### EXERCISE
Search the data for the string "vanno" and gather each line it is in.

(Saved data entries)

━━━━━━━━

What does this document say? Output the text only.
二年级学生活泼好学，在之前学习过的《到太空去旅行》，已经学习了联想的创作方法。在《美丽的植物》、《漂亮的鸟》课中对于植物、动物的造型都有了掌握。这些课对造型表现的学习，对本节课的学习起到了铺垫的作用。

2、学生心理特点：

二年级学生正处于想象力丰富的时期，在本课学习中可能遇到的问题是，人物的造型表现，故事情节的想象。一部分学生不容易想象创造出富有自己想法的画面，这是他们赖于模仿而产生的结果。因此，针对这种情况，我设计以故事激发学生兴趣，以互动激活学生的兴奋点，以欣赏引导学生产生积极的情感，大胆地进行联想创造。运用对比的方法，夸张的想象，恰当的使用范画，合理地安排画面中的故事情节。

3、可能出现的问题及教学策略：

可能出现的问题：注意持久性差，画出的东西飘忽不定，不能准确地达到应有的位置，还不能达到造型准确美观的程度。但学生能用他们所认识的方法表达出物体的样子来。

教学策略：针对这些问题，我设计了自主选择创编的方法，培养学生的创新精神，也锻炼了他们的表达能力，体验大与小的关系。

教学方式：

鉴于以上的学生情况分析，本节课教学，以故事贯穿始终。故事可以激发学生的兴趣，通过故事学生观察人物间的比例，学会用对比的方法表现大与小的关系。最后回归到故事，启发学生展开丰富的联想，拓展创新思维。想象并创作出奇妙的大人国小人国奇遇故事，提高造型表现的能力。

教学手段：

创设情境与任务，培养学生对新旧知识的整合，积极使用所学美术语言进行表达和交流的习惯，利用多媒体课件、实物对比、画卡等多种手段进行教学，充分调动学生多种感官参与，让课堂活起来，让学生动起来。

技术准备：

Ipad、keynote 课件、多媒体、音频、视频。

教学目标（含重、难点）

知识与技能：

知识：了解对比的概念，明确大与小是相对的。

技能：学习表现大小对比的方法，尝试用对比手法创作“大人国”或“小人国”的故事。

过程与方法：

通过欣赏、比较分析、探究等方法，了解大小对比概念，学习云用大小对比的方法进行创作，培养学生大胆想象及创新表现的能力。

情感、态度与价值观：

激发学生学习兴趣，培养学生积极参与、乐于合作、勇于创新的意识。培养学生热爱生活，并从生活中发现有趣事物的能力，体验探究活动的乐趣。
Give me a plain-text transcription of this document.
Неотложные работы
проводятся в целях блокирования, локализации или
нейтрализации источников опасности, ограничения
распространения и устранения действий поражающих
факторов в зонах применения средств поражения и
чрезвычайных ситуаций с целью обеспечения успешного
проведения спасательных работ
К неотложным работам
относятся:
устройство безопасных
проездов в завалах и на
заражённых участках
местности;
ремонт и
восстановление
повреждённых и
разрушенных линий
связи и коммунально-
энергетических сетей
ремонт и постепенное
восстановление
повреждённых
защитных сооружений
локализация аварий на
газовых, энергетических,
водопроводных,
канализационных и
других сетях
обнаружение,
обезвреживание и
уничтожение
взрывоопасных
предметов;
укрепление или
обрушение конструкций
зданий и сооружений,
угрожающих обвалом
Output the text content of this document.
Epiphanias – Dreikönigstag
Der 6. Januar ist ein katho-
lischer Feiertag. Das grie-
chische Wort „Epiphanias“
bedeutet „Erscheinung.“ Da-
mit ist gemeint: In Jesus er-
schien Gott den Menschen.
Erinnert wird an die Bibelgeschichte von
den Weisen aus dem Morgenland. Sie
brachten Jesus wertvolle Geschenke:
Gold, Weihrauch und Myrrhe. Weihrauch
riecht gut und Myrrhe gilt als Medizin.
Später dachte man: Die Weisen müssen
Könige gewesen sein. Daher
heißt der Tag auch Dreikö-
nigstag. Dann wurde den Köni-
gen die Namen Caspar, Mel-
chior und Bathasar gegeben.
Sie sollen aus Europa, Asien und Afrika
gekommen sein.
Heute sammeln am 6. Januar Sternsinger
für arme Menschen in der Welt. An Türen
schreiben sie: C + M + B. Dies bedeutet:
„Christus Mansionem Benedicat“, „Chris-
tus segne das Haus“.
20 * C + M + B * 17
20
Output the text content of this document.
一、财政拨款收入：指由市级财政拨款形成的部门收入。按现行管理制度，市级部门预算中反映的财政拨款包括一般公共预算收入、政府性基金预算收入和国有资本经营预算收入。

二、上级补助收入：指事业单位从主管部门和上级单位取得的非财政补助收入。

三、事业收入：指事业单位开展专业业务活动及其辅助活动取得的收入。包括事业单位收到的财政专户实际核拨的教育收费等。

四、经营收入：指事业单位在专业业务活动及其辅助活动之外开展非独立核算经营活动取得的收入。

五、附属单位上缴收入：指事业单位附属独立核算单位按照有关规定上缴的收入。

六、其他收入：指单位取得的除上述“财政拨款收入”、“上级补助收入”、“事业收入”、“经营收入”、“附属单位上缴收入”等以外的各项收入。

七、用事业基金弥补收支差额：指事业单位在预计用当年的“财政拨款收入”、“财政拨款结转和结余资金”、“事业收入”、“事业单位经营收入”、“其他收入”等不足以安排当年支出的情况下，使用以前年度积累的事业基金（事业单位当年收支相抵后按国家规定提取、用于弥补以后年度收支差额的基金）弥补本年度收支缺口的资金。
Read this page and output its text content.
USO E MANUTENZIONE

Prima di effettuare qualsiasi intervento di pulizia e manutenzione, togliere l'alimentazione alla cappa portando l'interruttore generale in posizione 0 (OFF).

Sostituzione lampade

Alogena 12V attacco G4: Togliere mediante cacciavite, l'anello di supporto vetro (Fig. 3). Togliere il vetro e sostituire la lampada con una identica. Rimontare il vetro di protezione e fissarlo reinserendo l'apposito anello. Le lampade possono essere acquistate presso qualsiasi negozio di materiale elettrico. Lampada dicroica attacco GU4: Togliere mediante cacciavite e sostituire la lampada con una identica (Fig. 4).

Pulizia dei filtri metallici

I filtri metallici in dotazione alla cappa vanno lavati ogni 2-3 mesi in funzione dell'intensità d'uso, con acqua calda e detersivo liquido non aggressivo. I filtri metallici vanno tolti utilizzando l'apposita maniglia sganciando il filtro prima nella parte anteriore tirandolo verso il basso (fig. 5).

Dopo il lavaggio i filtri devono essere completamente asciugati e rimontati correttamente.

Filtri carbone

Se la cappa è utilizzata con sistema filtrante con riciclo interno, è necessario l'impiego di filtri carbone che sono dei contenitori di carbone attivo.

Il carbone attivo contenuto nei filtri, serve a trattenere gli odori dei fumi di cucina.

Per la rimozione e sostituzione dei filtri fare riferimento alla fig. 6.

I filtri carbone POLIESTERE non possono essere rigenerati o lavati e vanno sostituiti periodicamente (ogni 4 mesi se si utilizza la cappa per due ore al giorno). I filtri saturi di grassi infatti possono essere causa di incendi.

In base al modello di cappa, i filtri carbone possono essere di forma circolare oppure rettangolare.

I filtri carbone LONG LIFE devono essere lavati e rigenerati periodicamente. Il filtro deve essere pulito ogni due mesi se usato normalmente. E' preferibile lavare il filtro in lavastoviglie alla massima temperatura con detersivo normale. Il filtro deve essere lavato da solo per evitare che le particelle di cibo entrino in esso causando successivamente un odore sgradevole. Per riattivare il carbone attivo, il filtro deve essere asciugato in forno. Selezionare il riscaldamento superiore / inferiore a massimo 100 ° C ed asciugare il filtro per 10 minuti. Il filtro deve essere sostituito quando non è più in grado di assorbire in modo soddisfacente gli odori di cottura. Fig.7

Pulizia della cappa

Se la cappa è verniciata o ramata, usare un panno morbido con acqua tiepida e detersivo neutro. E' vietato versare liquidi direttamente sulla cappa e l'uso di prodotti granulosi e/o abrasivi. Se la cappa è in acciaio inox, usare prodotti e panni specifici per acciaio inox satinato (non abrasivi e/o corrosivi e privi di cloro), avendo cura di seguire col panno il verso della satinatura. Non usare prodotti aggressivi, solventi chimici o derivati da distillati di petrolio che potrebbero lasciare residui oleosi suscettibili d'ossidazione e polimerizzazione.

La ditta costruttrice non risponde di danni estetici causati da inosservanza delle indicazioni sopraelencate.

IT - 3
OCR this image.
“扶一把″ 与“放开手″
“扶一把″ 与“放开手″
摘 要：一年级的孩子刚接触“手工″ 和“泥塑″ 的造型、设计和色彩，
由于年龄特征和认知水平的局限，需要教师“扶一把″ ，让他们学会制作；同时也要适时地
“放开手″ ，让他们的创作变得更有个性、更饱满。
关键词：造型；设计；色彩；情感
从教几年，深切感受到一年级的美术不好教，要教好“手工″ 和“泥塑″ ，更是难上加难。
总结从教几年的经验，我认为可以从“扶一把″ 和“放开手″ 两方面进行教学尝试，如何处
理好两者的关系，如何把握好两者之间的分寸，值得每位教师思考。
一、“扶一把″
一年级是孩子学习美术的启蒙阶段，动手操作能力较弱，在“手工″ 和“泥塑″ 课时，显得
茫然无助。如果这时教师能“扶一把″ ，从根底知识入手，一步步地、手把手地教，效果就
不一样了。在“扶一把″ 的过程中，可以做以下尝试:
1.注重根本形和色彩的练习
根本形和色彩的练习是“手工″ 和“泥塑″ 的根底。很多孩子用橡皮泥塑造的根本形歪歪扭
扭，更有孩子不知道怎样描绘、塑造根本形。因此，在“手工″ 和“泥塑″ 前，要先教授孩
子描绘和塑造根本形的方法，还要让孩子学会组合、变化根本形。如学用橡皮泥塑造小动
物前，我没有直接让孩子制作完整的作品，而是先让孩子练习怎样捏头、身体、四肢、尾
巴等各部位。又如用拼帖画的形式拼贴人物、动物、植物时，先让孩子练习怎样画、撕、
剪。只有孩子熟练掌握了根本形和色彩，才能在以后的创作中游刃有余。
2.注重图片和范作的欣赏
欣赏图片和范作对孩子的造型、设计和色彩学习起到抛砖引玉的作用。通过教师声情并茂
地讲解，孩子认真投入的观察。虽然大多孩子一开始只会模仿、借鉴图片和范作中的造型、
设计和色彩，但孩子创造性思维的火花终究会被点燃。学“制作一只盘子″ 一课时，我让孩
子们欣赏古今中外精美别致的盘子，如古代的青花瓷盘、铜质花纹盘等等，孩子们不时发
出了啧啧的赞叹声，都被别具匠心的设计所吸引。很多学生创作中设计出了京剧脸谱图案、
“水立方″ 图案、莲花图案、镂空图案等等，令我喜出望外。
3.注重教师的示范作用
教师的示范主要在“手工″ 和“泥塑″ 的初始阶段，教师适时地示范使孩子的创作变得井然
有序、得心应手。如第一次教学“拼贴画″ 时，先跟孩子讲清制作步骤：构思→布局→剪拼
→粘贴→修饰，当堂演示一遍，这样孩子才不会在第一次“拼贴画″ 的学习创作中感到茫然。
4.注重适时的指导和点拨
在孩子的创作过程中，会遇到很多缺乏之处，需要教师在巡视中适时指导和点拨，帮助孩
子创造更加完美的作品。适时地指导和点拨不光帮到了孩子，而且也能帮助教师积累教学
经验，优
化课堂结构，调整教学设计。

━━━━━━━━

### RESULT
I filtri metallici in dotazione alla cappa vanno lavati ogni 2-3 mesi in funzione dell'intensità d'uso, con acqua calda e detersivo liquido non aggressivo. I filtri metallici vanno tolti utilizzando l'apposita maniglia sganciando il filtro prima nella parte anteriore tirandolo verso il basso (fig. 5).
I filtri carbone POLIESTERE non possono essere rigenerati o lavati e vanno sostituiti periodicamente (ogni 4 mesi se si utilizza la cappa per due ore al giorno). I filtri saturi di grassi infatti possono essere causa di incendi.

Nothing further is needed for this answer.